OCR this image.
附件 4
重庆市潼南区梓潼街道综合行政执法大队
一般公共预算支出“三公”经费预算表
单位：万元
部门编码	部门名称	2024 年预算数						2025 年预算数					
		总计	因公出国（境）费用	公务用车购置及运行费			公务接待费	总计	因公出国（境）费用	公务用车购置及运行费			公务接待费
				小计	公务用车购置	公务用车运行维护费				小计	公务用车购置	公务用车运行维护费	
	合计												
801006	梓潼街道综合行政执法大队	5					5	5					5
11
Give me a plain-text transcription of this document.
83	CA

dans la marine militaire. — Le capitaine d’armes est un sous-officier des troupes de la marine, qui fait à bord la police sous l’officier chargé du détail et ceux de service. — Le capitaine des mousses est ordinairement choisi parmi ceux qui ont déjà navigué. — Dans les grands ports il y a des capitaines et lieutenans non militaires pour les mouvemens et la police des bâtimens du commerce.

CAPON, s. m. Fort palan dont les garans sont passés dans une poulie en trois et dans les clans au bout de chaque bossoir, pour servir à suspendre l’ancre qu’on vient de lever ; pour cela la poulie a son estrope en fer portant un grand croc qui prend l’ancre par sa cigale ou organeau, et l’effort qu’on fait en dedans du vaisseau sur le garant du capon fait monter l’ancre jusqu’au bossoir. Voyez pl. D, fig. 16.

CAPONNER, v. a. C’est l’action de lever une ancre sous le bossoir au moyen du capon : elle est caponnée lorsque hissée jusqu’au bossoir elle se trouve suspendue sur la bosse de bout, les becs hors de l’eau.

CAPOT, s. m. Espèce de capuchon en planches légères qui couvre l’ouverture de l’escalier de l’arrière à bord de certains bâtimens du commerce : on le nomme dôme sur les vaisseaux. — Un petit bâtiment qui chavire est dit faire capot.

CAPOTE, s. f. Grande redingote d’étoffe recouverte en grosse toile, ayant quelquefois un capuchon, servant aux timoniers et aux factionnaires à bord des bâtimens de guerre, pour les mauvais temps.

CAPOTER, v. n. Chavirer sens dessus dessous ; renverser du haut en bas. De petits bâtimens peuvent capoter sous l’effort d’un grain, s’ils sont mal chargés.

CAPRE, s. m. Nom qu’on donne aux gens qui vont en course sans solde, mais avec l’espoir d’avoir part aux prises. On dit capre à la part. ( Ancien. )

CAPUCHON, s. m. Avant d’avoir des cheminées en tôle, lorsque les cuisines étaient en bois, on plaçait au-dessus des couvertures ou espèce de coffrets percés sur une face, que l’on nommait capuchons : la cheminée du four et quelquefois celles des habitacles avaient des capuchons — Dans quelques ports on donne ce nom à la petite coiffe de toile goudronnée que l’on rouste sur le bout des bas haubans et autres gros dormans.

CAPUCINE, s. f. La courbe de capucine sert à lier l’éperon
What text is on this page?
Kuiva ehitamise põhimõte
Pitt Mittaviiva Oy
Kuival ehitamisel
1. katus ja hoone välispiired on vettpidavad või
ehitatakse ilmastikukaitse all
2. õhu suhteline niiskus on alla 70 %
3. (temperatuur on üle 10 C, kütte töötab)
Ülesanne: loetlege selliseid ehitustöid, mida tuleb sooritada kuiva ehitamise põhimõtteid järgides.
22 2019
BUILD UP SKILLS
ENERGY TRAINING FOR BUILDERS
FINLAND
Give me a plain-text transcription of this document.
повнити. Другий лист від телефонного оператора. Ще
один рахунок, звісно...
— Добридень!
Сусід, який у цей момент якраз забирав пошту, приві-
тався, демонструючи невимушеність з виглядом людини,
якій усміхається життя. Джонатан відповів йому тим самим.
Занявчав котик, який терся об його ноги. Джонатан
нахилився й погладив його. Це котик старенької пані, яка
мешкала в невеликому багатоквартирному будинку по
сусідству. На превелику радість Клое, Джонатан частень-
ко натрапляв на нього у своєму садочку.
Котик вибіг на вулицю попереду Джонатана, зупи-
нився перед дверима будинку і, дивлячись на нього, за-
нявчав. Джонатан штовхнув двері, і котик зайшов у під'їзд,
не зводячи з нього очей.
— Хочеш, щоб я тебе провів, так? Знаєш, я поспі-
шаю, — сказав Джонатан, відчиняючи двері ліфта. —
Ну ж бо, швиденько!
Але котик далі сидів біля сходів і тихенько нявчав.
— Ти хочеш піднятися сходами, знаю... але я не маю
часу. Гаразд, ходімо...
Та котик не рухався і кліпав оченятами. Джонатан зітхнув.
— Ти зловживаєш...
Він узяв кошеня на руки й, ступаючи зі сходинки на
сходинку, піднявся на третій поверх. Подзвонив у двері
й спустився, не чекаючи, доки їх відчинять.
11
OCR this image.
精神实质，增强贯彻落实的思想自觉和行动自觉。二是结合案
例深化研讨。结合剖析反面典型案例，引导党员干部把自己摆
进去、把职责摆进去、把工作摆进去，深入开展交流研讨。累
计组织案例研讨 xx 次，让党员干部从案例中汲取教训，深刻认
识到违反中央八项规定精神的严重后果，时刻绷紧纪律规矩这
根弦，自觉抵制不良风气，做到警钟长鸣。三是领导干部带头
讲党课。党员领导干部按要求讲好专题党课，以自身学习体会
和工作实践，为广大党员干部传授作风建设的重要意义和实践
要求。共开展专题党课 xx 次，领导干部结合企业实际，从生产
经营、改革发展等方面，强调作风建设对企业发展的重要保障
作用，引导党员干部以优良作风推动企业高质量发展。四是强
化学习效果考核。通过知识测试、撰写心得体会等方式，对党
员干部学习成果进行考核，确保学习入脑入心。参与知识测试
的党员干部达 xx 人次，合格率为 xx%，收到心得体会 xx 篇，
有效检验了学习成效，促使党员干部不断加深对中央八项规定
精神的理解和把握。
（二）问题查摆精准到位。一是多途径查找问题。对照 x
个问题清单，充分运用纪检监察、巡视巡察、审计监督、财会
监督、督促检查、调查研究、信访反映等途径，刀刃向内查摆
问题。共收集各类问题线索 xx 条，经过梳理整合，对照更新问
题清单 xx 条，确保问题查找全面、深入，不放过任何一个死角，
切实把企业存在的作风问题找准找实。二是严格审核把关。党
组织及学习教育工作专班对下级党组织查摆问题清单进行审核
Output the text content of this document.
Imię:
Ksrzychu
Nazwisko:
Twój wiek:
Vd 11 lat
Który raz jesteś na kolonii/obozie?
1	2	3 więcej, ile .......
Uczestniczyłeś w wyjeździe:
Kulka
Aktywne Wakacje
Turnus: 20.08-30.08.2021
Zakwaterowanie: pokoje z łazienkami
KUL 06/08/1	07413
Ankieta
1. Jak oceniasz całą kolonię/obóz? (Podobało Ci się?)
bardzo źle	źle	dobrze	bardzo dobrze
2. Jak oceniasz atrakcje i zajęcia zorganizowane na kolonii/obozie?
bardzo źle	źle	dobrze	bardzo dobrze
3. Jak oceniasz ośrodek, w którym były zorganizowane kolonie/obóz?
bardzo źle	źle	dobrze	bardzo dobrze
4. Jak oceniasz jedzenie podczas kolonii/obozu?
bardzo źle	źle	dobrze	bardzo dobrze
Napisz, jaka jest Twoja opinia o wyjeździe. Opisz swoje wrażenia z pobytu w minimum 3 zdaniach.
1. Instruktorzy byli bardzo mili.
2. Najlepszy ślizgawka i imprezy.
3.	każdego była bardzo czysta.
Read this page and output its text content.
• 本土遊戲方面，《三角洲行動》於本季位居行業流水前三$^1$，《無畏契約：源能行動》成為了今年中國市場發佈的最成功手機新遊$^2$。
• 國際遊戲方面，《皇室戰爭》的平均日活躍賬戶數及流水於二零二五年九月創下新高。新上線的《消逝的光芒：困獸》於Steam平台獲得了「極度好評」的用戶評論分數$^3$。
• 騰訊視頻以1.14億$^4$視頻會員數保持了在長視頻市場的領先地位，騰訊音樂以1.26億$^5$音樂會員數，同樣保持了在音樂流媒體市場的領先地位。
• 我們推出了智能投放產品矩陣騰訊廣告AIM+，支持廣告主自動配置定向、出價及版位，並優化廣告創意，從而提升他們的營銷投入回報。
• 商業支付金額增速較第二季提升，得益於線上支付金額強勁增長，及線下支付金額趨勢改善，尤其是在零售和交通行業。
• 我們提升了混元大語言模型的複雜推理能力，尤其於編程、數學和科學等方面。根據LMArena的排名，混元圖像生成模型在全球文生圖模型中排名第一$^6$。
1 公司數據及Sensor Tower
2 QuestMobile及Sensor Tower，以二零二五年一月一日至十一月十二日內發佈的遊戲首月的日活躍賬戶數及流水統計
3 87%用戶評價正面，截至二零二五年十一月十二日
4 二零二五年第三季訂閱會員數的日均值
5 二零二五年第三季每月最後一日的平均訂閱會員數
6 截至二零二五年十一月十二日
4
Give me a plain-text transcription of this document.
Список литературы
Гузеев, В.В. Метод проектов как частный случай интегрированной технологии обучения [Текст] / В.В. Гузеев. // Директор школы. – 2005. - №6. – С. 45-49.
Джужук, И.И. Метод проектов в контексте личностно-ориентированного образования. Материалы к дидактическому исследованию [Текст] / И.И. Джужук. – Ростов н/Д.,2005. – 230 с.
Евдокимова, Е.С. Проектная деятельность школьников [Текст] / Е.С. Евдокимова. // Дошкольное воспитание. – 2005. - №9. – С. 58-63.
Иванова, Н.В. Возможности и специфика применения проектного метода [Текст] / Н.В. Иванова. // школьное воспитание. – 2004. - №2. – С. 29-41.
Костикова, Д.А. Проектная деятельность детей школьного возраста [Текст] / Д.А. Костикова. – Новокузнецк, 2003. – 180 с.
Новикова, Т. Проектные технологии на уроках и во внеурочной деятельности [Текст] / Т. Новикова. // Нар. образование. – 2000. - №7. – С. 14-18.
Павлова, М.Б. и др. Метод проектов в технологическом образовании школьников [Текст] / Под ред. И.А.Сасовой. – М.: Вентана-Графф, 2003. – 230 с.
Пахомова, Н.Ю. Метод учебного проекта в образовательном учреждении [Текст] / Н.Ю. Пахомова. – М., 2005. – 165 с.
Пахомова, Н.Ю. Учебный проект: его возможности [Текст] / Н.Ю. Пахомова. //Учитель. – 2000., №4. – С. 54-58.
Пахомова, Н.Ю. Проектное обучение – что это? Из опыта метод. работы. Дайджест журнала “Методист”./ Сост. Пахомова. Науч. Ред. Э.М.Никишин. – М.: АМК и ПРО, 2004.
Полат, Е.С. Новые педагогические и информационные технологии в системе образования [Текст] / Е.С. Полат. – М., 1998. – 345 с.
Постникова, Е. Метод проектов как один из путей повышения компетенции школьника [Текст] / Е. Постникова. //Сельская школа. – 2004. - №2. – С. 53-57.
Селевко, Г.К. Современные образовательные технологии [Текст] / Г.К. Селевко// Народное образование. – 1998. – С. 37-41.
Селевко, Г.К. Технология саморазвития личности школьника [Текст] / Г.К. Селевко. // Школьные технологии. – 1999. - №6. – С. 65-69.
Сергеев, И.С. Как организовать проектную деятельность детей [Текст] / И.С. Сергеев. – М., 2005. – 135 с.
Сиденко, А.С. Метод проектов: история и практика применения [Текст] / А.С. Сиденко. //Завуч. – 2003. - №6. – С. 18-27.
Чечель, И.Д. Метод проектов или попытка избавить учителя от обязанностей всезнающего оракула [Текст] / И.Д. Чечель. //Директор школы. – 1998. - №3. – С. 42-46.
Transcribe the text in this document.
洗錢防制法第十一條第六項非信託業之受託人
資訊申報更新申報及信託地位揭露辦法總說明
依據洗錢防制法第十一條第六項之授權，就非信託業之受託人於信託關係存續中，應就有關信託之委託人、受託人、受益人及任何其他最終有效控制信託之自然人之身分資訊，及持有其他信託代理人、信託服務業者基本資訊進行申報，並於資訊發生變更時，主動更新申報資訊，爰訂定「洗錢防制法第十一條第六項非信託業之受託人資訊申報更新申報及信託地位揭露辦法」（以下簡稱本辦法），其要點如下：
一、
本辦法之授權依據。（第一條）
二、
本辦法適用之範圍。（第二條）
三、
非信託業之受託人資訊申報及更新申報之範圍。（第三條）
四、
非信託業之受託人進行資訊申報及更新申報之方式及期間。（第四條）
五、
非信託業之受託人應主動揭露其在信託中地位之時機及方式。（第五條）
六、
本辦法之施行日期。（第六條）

────

WORK REQUIRED
Lines holding the word "будинку" should be counted across the entries; state only how many there are.

FINAL ANSWER
2